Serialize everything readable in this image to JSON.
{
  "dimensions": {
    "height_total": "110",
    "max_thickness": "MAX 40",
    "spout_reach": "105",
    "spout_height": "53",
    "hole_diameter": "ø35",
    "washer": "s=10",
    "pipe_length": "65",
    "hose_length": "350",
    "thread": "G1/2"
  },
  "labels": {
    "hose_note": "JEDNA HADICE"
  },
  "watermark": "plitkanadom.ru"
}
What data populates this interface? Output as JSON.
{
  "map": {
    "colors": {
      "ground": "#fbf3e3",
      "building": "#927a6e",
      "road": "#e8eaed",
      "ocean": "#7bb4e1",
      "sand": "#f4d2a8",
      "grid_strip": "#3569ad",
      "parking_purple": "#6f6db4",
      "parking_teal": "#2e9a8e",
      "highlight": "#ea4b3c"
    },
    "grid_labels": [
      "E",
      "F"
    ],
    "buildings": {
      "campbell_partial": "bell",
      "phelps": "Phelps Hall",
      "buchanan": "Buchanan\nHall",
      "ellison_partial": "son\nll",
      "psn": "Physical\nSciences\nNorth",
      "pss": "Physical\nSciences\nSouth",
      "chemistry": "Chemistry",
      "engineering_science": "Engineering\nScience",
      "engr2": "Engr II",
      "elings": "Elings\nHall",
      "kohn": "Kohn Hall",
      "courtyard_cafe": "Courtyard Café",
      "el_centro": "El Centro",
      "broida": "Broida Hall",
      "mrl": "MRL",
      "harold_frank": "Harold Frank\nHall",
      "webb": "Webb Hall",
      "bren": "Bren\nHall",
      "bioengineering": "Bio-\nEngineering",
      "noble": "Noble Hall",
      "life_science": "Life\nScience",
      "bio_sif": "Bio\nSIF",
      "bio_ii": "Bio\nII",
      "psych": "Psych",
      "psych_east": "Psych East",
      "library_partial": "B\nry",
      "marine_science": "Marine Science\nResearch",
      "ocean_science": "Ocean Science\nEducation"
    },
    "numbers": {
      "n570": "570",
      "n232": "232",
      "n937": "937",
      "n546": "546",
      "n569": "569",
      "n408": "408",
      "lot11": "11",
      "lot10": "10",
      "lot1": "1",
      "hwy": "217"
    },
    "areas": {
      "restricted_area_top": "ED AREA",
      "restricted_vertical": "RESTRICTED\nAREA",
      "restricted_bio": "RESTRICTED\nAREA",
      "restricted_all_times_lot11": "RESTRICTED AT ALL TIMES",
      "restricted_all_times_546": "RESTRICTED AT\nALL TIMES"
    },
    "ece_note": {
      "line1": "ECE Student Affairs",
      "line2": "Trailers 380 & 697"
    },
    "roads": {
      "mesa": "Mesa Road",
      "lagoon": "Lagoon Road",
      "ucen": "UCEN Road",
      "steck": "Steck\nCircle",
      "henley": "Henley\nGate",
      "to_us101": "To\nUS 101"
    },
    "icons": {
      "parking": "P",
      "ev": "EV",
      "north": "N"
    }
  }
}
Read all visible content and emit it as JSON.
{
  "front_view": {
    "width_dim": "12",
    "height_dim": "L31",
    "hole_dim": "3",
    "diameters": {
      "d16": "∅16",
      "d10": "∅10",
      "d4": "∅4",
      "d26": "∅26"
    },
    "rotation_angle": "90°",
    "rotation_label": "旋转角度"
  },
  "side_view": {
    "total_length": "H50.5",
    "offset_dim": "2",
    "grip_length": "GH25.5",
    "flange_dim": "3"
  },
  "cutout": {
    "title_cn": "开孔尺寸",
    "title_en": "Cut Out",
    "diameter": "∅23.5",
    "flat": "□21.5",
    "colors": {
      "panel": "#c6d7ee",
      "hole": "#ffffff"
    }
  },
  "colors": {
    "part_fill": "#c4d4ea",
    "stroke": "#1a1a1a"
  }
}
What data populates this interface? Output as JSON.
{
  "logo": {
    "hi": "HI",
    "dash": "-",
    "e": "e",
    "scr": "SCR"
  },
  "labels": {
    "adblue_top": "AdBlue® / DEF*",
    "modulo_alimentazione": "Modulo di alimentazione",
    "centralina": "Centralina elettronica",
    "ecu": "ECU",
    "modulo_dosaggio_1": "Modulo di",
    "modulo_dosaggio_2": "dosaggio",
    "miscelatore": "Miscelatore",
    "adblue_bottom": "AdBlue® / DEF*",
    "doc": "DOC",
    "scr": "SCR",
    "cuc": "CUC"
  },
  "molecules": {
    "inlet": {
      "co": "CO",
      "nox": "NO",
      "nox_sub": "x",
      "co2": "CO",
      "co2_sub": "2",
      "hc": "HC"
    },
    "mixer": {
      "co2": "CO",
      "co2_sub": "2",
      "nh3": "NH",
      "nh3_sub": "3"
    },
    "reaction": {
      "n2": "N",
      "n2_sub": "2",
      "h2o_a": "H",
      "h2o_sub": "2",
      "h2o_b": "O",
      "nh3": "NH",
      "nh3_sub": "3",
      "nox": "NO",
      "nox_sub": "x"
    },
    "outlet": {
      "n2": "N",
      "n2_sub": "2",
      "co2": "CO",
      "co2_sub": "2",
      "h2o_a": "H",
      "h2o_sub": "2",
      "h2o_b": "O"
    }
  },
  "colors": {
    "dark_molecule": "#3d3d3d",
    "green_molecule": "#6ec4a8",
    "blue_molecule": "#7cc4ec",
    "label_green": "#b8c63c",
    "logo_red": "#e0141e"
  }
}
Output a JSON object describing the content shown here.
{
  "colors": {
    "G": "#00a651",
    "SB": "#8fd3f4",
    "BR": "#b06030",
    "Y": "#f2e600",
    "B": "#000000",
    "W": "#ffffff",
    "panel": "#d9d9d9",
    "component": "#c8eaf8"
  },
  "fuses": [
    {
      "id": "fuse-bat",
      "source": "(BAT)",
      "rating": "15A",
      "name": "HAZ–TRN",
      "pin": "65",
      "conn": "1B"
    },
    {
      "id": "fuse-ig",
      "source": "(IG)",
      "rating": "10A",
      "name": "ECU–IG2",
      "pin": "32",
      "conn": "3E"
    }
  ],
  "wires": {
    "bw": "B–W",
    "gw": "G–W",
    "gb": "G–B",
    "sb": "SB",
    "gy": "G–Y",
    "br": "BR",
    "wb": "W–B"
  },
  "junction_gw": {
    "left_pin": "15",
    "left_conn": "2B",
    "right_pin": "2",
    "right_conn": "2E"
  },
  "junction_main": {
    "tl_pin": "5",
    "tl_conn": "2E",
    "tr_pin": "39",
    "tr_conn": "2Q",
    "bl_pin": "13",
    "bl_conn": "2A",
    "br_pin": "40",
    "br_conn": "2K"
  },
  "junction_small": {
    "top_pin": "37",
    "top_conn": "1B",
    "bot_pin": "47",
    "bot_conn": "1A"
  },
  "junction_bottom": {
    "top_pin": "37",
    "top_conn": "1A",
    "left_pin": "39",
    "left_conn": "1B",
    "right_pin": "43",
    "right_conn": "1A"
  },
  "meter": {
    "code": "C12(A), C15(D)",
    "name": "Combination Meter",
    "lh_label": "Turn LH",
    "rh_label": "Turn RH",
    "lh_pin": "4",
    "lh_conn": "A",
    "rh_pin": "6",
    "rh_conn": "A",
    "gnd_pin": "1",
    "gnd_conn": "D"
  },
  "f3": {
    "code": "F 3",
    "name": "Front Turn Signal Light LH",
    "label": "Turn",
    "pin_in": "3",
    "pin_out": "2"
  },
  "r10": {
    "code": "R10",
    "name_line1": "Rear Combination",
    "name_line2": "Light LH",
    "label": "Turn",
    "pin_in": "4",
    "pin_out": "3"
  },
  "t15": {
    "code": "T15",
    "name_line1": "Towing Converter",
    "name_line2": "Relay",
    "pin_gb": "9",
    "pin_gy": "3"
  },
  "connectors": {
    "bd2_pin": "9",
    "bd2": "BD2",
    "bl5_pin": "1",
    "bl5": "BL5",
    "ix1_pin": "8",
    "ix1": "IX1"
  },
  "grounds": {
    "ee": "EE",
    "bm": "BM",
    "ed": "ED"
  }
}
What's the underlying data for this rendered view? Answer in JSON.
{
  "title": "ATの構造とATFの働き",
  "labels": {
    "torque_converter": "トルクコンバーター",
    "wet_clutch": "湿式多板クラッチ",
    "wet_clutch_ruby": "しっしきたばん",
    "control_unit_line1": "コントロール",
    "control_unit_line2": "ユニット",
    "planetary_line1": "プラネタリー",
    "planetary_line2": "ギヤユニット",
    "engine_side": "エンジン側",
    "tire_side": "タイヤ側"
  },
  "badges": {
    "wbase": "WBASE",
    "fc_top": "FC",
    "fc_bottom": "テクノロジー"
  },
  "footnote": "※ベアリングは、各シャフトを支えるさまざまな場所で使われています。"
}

********************

§ TASK DIRECTIONS: Using the listing above, pick out each line that contains the word "nHall", then copy it.

§ REPLY:
      "buchanan": "Buchanan\nHall",
      "elings": "Elings\nHall",
      "harold_frank": "Harold Frank\nHall",
      "bren": "Bren\nHall",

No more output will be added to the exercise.